(Dataset listings of figures)
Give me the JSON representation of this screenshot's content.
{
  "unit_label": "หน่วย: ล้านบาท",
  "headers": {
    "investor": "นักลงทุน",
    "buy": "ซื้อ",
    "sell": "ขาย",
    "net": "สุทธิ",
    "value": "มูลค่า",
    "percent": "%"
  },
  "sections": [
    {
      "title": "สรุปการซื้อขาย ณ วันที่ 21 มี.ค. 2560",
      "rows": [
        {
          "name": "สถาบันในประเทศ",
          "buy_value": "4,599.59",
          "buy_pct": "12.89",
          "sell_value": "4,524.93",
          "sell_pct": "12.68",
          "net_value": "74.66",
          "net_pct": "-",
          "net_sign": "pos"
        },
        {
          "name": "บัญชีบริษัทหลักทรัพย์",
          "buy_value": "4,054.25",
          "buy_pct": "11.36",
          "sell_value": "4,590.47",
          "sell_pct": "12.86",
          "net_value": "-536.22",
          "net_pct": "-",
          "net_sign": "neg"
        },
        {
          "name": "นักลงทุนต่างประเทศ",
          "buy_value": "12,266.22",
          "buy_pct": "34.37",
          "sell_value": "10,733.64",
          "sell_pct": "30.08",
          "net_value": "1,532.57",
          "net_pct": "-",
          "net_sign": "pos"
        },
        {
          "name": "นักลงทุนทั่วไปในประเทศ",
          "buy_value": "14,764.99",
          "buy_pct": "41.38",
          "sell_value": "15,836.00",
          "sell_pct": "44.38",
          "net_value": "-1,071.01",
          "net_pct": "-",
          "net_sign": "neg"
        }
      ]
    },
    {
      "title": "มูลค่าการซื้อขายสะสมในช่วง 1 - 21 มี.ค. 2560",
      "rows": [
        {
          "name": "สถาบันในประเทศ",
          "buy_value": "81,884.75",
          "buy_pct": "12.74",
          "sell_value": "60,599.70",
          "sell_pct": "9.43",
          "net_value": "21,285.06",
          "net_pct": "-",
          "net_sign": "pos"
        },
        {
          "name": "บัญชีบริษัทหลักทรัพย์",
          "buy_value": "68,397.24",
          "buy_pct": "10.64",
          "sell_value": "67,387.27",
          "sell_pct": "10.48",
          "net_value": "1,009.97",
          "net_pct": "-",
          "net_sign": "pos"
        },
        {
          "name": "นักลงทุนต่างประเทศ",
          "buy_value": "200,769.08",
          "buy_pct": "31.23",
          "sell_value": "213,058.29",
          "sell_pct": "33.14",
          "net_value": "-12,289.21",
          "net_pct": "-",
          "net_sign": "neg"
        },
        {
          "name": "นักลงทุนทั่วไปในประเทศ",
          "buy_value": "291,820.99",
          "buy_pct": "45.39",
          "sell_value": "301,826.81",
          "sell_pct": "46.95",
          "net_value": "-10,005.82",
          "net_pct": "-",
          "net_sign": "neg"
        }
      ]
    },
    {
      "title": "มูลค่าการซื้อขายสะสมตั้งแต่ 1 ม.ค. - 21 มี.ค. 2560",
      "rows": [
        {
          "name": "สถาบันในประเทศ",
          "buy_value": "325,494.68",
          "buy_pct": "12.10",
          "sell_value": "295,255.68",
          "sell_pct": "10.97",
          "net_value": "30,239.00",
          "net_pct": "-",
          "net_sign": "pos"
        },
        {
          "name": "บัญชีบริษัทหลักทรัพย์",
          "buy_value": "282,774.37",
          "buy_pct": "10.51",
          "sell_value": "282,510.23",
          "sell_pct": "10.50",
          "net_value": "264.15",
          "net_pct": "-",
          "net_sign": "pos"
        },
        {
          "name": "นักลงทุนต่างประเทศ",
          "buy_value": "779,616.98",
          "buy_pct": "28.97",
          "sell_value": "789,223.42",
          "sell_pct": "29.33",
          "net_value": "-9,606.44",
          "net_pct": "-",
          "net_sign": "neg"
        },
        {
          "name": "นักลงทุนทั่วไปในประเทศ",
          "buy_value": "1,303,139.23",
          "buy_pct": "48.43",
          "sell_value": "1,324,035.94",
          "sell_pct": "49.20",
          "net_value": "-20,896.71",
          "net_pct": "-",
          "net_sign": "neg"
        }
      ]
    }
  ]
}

▶ Written instruction
Copy out each line exactly.

▶ Task answer
Give me the JSON representation of this screenshot's content.
{
  "unit_label": "หน่วย: ล้านบาท",
  "headers": {
    "investor": "นักลงทุน",
    "buy": "ซื้อ",
    "sell": "ขาย",
    "net": "สุทธิ",
    "value": "มูลค่า",
    "percent": "%"
  },
  "sections": [
    {
      "title": "สรุปการซื้อขาย ณ วันที่ 21 มี.ค. 2560",
      "rows": [
        {
          "name": "สถาบันในประเทศ",
          "buy_value": "4,599.59",
          "buy_pct": "12.89",
          "sell_value": "4,524.93",
          "sell_pct": "12.68",
          "net_value": "74.66",
          "net_pct": "-",
          "net_sign": "pos"
        },
        {
          "name": "บัญชีบริษัทหลักทรัพย์",
          "buy_value": "4,054.25",
          "buy_pct": "11.36",
          "sell_value": "4,590.47",
          "sell_pct": "12.86",
          "net_value": "-536.22",
          "net_pct": "-",
          "net_sign": "neg"
        },
        {
          "name": "นักลงทุนต่างประเทศ",
          "buy_value": "12,266.22",
          "buy_pct": "34.37",
          "sell_value": "10,733.64",
          "sell_pct": "30.08",
          "net_value": "1,532.57",
          "net_pct": "-",
          "net_sign": "pos"
        },
        {
          "name": "นักลงทุนทั่วไปในประเทศ",
          "buy_value": "14,764.99",
          "buy_pct": "41.38",
          "sell_value": "15,836.00",
          "sell_pct": "44.38",
          "net_value": "-1,071.01",
          "net_pct": "-",
          "net_sign": "neg"
        }
      ]
    },
    {
      "title": "มูลค่าการซื้อขายสะสมในช่วง 1 - 21 มี.ค. 2560",
      "rows": [
        {
          "name": "สถาบันในประเทศ",
          "buy_value": "81,884.75",
          "buy_pct": "12.74",
          "sell_value": "60,599.70",
          "sell_pct": "9.43",
          "net_value": "21,285.06",
          "net_pct": "-",
          "net_sign": "pos"
        },
        {
          "name": "บัญชีบริษัทหลักทรัพย์",
          "buy_value": "68,397.24",
          "buy_pct": "10.64",
          "sell_value": "67,387.27",
          "sell_pct": "10.48",
          "net_value": "1,009.97",
          "net_pct": "-",
          "net_sign": "pos"
        },
        {
          "name": "นักลงทุนต่างประเทศ",
          "buy_value": "200,769.08",
          "buy_pct": "31.23",
          "sell_value": "213,058.29",
          "sell_pct": "33.14",
          "net_value": "-12,289.21",
          "net_pct": "-",
          "net_sign": "neg"
        },
        {
          "name": "นักลงทุนทั่วไปในประเทศ",
          "buy_value": "291,820.99",
          "buy_pct": "45.39",
          "sell_value": "301,826.81",
          "sell_pct": "46.95",
          "net_value": "-10,005.82",
          "net_pct": "-",
          "net_sign": "neg"
        }
      ]
    },
    {
      "title": "มูลค่าการซื้อขายสะสมตั้งแต่ 1 ม.ค. - 21 มี.ค. 2560",
      "rows": [
        {
          "name": "สถาบันในประเทศ",
          "buy_value": "325,494.68",
          "buy_pct": "12.10",
          "sell_value": "295,255.68",
          "sell_pct": "10.97",
          "net_value": "30,239.00",
          "net_pct": "-",
          "net_sign": "pos"
        },
        {
          "name": "บัญชีบริษัทหลักทรัพย์",
          "buy_value": "282,774.37",
          "buy_pct": "10.51",
          "sell_value": "282,510.23",
          "sell_pct": "10.50",
          "net_value": "264.15",
          "net_pct": "-",
          "net_sign": "pos"
        },
        {
          "name": "นักลงทุนต่างประเทศ",
          "buy_value": "779,616.98",
          "buy_pct": "28.97",
          "sell_value": "789,223.42",
          "sell_pct": "29.33",
          "net_value": "-9,606.44",
          "net_pct": "-",
          "net_sign": "neg"
        },
        {
          "name": "นักลงทุนทั่วไปในประเทศ",
          "buy_value": "1,303,139.23",
          "buy_pct": "48.43",
          "sell_value": "1,324,035.94",
          "sell_pct": "49.20",
          "net_value": "-20,896.71",
          "net_pct": "-",
          "net_sign": "neg"
        }
      ]
    }
  ]
}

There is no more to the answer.